**** Material to process

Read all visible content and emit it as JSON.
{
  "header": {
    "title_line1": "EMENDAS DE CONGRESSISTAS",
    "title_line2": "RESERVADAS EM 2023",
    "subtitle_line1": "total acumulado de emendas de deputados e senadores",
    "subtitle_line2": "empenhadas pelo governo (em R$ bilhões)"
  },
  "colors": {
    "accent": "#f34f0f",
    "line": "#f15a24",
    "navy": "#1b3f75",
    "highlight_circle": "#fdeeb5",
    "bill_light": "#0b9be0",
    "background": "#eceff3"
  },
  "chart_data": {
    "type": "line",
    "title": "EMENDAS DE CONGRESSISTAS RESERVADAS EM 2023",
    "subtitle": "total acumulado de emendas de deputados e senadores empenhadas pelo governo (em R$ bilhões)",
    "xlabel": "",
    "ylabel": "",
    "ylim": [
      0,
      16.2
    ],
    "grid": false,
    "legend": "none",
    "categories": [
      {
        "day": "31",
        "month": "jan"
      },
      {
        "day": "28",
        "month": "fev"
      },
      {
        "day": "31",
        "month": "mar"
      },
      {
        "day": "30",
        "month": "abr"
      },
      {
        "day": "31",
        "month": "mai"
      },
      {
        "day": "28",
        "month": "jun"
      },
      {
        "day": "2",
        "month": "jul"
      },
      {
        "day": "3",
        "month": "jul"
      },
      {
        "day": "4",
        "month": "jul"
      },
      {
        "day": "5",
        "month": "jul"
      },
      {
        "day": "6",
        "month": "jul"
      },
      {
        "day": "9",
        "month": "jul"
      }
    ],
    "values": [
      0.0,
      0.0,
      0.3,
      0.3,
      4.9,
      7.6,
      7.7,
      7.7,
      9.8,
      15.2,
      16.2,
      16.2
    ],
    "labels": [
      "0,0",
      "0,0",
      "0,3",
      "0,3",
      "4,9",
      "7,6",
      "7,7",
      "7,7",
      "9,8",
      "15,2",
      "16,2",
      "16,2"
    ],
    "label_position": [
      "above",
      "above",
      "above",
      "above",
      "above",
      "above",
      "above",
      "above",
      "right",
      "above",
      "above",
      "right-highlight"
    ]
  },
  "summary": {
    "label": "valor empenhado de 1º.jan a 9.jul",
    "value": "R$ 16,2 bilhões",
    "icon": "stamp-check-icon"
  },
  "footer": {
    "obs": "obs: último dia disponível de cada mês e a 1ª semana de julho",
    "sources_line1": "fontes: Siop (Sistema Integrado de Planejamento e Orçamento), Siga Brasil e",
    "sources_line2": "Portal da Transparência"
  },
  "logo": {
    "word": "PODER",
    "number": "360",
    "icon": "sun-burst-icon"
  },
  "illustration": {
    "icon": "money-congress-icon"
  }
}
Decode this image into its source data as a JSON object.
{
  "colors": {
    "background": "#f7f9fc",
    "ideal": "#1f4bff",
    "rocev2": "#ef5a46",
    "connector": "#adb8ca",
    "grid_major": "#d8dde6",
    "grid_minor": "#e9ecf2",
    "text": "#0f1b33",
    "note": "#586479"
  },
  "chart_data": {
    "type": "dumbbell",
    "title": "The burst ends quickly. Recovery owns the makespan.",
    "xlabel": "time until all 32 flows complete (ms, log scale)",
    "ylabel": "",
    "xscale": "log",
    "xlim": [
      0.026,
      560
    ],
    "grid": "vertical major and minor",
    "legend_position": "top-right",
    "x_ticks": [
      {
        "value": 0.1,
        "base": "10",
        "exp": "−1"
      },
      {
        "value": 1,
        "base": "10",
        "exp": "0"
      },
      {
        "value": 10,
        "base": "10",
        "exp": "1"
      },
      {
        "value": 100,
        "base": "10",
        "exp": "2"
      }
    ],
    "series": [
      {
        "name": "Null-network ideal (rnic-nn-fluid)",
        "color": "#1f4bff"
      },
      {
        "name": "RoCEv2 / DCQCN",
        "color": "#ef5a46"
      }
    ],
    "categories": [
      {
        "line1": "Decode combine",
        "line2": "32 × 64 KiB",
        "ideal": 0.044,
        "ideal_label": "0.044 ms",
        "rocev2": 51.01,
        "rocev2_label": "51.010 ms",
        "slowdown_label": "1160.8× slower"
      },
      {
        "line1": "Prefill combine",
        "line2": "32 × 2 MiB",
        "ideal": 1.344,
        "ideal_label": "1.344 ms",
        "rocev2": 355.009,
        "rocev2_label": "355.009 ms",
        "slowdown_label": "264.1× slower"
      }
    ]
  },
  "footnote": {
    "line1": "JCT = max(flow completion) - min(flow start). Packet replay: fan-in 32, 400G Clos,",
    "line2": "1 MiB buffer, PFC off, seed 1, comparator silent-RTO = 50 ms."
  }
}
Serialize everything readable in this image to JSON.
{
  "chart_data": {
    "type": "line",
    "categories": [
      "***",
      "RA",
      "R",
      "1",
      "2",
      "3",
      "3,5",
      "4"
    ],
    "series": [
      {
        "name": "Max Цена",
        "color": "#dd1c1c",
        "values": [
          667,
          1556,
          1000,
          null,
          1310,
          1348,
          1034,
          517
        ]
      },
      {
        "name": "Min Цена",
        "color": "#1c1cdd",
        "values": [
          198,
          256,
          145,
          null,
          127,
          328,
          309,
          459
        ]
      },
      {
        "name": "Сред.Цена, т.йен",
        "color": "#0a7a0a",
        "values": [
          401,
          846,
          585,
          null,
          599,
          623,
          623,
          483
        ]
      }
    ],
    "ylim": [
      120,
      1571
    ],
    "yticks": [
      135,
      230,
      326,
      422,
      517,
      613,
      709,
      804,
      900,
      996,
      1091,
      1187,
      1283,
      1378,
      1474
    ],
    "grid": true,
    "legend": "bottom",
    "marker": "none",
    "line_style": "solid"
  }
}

********

-- Task directions --
Return every line holding the word "background" from the records.

-- Solution --
    "background": "#eceff3"
    "background": "#f7f9fc",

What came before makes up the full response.